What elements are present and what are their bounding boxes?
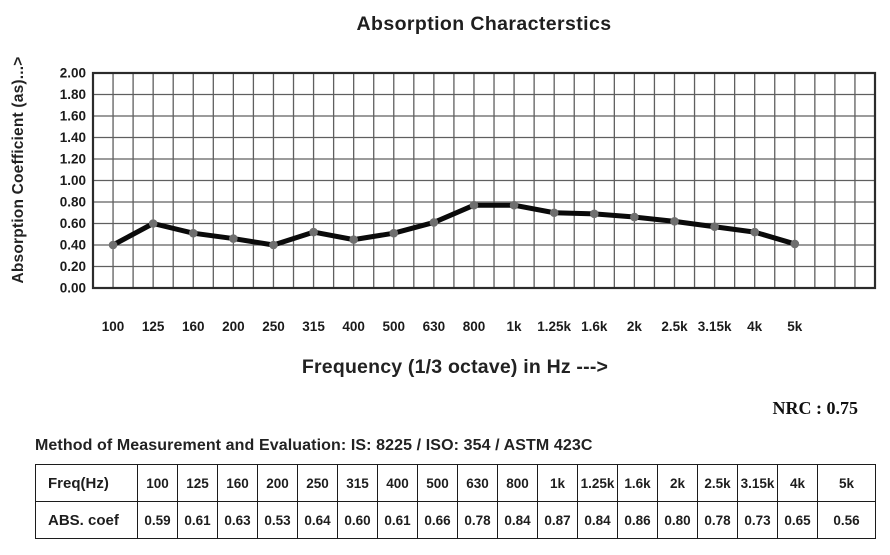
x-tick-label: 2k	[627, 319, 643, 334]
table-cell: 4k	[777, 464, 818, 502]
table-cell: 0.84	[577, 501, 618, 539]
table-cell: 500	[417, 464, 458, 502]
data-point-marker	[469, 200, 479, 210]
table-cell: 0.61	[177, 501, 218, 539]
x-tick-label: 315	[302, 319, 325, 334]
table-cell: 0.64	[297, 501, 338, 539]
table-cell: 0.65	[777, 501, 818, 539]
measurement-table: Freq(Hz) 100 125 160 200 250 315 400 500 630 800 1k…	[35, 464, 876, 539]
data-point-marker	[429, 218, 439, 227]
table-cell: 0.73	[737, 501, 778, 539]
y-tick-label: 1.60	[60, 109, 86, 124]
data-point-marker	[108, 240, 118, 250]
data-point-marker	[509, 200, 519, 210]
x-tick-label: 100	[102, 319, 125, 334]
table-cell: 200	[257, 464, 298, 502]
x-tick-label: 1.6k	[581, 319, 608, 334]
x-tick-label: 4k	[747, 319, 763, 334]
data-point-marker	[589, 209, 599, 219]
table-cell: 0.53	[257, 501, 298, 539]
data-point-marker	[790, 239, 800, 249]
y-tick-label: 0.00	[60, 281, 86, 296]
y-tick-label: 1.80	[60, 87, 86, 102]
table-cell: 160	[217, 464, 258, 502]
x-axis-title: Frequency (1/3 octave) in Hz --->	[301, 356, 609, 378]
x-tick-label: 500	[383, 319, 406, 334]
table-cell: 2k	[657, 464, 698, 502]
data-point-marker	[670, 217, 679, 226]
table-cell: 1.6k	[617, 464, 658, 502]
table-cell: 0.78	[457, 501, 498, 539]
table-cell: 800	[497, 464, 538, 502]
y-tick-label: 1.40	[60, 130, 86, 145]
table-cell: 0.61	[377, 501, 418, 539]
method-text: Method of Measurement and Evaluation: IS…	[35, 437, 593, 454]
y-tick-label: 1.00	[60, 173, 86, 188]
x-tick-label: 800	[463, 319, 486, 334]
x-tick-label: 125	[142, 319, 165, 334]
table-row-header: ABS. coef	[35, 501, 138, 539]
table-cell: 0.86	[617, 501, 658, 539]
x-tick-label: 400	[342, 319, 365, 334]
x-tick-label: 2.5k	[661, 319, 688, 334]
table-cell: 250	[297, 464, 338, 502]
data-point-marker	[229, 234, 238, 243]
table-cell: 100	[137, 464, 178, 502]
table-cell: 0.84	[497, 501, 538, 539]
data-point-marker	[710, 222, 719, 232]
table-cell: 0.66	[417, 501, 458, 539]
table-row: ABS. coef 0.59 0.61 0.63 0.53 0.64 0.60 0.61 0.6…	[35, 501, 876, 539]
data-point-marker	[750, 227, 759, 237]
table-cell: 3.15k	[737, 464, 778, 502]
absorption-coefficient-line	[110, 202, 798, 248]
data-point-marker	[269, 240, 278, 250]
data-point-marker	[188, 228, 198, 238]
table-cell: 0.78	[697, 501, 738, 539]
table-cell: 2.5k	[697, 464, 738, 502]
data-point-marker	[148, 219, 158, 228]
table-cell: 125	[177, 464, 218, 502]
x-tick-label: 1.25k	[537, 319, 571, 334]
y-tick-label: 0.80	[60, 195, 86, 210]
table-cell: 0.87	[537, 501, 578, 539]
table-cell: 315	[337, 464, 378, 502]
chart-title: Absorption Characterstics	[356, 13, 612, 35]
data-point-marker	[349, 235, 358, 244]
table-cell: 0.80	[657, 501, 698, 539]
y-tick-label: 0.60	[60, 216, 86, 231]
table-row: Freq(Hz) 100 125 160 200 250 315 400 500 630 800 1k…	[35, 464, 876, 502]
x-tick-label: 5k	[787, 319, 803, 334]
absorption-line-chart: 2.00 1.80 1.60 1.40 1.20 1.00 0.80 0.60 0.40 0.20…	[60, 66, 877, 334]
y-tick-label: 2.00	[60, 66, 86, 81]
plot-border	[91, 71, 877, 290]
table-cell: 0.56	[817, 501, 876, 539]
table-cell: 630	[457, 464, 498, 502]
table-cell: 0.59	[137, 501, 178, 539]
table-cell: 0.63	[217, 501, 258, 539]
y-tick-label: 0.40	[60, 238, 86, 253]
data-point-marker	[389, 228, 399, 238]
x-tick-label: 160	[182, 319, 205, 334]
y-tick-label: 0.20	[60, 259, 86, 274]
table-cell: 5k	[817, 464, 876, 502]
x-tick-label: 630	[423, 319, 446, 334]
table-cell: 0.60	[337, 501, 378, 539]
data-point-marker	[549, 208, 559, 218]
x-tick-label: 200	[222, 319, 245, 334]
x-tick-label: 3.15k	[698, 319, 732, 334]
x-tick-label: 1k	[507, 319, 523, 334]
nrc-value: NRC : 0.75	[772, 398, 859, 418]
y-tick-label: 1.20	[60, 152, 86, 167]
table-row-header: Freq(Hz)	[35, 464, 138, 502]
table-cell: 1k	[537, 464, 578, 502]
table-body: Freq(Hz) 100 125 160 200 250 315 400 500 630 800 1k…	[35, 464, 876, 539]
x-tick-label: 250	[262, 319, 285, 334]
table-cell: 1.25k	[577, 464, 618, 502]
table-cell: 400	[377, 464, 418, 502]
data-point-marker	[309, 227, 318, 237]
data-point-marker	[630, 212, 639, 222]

----

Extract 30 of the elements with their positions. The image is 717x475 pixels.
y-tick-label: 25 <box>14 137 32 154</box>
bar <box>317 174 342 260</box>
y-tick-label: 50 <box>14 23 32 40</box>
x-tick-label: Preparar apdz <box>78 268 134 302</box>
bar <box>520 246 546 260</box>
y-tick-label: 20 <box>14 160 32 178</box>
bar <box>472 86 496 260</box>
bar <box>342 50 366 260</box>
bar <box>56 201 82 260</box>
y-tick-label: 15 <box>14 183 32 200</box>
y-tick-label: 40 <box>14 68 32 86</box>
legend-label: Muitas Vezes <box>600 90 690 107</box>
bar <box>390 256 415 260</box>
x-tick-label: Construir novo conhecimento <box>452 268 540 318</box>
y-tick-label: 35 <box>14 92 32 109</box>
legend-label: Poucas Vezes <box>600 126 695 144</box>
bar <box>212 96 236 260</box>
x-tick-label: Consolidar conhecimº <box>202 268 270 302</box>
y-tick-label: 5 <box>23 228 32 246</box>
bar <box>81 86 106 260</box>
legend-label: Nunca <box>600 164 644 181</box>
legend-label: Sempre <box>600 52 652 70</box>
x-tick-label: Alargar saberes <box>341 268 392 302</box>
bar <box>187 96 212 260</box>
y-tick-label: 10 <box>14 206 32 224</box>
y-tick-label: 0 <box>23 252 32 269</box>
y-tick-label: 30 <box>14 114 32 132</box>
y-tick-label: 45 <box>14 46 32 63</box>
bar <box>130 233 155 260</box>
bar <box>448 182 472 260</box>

----

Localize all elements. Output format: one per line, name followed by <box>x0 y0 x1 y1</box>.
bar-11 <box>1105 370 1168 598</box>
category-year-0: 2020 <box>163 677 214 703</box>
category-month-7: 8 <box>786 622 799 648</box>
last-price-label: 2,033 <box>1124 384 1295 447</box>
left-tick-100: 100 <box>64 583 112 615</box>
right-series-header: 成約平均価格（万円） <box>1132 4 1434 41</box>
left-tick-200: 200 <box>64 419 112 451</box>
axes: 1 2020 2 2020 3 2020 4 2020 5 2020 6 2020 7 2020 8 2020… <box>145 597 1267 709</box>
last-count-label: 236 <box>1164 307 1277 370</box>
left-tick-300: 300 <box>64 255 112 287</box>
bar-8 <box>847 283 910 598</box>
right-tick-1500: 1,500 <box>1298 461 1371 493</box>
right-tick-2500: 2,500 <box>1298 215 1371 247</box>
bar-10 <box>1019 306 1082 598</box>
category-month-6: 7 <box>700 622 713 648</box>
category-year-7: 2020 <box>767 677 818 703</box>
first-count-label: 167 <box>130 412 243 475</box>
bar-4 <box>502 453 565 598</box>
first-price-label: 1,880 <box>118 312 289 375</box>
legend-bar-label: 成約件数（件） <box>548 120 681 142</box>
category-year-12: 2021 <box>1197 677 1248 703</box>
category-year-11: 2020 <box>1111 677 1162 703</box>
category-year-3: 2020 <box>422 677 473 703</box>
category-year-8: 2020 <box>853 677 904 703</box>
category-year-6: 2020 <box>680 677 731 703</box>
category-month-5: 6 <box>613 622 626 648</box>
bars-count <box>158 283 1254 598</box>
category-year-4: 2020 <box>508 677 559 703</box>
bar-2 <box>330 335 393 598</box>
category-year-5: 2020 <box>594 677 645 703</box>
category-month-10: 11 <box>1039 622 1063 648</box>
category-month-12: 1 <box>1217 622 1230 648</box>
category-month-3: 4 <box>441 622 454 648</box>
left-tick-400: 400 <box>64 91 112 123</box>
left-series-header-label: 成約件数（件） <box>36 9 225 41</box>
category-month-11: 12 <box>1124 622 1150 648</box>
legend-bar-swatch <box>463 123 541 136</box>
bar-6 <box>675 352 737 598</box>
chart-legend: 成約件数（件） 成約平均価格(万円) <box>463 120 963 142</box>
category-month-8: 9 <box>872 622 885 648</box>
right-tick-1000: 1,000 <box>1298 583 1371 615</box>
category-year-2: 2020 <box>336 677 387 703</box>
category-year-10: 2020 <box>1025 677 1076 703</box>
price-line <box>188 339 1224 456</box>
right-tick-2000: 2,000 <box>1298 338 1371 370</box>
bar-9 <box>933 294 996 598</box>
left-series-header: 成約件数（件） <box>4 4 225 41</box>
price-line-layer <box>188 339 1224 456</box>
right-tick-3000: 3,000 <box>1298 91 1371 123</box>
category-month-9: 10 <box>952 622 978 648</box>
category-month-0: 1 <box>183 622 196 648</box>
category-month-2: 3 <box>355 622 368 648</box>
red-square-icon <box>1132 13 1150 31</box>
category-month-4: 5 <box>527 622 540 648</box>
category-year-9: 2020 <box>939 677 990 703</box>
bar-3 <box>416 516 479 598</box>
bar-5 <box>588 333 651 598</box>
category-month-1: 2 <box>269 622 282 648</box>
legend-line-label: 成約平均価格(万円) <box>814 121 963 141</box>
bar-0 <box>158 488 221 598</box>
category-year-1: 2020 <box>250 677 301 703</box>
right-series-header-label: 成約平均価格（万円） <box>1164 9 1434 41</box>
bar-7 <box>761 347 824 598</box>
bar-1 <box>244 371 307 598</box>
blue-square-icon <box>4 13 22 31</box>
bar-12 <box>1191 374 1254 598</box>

----

_Short problem_. Counting case-sensitively, how many lines of the items above contain the string "first"? Reply with the number only.

_Task answer_. 2